(Records from a data collection)
——————

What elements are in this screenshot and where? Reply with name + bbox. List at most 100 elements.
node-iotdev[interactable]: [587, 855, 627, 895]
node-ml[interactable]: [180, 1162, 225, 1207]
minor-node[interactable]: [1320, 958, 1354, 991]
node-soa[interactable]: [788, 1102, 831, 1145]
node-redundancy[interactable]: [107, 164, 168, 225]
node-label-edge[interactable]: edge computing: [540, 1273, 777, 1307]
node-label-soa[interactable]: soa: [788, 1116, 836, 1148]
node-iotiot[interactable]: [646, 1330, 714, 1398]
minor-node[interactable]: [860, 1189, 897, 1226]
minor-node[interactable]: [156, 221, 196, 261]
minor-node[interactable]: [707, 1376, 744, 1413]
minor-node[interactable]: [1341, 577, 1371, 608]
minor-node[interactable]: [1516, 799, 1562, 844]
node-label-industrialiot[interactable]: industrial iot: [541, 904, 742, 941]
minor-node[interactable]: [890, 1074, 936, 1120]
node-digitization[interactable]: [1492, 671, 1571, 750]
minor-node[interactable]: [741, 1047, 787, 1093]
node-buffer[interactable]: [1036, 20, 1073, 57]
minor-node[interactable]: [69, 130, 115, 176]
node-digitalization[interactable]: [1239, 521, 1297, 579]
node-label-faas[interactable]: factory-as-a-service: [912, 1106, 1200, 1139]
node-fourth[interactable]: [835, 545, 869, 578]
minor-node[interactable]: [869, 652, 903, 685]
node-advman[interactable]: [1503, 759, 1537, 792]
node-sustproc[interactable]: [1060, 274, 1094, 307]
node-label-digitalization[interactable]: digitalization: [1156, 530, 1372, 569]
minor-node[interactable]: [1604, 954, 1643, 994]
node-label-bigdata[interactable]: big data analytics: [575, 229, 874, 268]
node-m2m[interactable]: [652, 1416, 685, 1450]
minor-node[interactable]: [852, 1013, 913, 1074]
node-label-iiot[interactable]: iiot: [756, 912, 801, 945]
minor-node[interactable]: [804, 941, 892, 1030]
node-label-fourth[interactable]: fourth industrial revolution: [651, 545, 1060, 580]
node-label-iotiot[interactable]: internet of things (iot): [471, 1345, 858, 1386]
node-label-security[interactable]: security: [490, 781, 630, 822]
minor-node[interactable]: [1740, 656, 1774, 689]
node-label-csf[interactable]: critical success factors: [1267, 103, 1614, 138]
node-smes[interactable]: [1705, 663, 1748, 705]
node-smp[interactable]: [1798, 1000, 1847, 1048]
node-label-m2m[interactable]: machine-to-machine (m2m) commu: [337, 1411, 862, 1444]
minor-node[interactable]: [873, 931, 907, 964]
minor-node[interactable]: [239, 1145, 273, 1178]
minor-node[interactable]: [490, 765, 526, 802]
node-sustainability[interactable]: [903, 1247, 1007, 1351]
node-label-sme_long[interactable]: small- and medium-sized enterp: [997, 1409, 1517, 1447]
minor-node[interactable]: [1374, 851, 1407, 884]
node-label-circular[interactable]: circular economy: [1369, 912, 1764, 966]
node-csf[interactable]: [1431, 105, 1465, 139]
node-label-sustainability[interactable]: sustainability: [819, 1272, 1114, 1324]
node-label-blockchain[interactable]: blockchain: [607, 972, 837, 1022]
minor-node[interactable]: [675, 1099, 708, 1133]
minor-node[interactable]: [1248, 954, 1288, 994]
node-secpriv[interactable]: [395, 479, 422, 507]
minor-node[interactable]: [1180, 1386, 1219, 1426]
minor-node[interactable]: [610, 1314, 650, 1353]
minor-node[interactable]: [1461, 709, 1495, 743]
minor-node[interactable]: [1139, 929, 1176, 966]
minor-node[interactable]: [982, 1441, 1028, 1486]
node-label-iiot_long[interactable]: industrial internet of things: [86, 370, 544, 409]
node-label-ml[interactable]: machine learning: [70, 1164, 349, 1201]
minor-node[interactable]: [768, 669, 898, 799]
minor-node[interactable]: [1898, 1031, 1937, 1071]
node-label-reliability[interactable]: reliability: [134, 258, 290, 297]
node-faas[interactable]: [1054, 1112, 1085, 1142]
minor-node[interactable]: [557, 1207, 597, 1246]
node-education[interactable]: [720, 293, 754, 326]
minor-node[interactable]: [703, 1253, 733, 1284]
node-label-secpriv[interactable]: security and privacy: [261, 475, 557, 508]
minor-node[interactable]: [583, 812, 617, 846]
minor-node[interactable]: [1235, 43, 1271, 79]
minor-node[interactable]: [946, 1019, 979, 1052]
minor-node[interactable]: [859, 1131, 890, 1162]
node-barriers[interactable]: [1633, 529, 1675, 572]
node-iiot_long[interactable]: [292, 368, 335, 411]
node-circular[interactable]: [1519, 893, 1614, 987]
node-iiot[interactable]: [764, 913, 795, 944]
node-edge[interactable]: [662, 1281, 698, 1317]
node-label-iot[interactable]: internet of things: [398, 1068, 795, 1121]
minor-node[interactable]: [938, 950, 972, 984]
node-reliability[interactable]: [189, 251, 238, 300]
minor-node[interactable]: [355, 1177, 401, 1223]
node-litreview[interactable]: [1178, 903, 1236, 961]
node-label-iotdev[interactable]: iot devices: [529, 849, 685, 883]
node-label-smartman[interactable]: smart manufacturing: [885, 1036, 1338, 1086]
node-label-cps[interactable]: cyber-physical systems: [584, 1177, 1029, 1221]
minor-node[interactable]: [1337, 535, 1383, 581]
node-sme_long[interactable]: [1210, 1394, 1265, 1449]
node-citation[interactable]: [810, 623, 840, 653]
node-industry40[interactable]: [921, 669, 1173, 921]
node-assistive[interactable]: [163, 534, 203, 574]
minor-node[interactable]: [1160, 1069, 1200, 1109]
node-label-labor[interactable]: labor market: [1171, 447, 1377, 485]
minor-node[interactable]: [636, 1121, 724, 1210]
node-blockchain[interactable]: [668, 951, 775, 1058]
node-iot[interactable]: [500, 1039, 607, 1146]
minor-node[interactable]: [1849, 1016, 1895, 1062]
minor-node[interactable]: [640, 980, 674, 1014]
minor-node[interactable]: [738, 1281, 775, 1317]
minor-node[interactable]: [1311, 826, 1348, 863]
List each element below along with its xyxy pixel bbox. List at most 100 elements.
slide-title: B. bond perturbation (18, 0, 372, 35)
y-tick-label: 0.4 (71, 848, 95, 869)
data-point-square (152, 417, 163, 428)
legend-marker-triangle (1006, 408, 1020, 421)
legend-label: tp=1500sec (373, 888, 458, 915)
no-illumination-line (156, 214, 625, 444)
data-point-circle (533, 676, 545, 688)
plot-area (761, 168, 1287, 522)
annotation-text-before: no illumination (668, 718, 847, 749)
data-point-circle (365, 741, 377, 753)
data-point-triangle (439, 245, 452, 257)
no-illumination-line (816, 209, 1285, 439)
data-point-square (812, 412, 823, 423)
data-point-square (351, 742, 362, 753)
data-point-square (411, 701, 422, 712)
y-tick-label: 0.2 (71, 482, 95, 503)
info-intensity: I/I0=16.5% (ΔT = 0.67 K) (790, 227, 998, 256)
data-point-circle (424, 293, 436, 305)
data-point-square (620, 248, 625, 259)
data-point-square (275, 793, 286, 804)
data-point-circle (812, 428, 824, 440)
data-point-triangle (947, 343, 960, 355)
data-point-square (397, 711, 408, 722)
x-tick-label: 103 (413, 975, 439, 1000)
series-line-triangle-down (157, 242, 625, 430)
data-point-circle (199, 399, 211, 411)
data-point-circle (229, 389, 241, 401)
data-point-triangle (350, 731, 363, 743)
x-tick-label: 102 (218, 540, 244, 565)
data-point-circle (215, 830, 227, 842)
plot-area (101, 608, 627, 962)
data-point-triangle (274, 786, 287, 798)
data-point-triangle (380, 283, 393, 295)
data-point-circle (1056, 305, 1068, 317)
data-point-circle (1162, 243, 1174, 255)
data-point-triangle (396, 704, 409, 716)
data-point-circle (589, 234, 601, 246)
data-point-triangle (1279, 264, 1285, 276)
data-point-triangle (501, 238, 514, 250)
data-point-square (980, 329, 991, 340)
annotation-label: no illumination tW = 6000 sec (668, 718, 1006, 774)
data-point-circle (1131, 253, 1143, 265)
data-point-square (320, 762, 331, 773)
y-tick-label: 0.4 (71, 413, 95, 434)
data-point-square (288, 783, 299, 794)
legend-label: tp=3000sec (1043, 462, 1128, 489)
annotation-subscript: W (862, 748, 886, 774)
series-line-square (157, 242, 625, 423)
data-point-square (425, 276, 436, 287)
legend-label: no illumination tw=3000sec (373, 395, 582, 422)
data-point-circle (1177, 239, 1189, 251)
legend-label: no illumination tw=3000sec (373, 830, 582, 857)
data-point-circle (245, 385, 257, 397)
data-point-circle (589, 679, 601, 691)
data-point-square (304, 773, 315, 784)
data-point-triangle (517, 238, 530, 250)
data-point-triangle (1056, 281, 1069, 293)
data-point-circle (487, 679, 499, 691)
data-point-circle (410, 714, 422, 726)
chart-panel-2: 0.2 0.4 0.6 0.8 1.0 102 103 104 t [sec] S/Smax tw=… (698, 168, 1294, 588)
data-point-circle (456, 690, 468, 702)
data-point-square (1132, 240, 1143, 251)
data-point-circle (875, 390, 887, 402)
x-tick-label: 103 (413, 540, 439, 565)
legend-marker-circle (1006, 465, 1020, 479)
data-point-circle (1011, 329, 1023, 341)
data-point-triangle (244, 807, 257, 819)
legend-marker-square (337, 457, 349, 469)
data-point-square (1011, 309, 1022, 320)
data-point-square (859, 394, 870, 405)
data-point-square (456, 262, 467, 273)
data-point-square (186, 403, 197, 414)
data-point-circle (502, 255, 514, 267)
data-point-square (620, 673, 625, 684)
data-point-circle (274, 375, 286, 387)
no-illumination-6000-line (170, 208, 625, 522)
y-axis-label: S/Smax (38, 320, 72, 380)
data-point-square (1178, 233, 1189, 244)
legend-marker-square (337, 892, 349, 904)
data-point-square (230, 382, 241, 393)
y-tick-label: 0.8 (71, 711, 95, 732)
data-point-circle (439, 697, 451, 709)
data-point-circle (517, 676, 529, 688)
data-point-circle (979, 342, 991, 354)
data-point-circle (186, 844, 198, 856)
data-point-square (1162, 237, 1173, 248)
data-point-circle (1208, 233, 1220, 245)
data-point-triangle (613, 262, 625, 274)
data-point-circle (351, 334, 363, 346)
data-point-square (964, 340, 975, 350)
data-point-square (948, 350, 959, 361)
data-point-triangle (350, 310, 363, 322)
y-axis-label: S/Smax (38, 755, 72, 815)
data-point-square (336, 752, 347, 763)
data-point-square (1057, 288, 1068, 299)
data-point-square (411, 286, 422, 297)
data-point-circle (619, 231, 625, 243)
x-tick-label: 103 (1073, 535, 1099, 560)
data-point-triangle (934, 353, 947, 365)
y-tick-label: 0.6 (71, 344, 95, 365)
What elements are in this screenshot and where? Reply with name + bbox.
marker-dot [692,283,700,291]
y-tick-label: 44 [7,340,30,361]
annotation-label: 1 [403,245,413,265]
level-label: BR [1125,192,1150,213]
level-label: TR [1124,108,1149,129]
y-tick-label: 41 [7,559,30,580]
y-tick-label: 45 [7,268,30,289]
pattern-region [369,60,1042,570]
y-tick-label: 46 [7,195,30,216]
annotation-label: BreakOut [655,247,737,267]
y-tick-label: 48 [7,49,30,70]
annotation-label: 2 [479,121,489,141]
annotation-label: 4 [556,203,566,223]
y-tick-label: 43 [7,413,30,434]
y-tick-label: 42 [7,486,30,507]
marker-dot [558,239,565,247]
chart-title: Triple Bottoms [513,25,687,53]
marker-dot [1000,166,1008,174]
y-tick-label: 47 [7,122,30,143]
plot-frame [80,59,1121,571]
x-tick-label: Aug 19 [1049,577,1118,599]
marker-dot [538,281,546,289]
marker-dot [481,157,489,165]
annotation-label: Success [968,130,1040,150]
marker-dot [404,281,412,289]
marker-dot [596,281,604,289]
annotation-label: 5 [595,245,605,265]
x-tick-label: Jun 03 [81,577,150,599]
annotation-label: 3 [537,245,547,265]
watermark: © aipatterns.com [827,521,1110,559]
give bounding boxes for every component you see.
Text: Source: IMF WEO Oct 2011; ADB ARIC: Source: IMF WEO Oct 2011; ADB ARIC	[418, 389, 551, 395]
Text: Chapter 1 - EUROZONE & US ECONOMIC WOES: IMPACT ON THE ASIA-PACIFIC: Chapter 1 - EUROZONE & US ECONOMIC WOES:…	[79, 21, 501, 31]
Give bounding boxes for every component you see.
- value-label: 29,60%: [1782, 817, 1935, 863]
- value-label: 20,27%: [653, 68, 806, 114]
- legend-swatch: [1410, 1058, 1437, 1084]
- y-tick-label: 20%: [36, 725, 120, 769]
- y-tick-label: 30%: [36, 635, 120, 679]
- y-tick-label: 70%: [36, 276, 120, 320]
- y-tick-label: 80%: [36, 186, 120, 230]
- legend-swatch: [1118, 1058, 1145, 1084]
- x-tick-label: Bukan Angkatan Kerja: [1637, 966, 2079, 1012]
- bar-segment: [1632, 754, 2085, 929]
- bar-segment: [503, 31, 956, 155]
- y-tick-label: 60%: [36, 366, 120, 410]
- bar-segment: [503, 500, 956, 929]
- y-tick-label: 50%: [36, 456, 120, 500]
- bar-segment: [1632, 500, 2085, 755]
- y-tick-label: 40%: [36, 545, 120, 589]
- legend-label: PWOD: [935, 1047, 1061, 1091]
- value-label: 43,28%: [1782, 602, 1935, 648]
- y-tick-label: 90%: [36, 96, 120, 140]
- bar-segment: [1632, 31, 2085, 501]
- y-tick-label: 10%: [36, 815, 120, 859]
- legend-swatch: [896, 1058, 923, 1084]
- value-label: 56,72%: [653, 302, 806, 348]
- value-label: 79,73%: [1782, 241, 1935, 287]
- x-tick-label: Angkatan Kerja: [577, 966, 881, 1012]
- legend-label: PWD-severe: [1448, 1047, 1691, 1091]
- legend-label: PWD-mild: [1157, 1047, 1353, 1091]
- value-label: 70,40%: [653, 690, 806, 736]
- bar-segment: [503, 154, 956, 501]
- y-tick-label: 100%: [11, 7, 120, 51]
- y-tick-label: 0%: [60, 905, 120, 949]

——————

**YOUR GOAL**
Return, unchanged, the part that opens with the start of the records and closes with the line containing "minor-node[interactable]: [1320, 958, 1354, 991]".

**CORRECT RESULT**
What elements are in this screenshot and where? Reply with name + bbox. List at most 100 elements.
node-iotdev[interactable]: [587, 855, 627, 895]
node-ml[interactable]: [180, 1162, 225, 1207]
minor-node[interactable]: [1320, 958, 1354, 991]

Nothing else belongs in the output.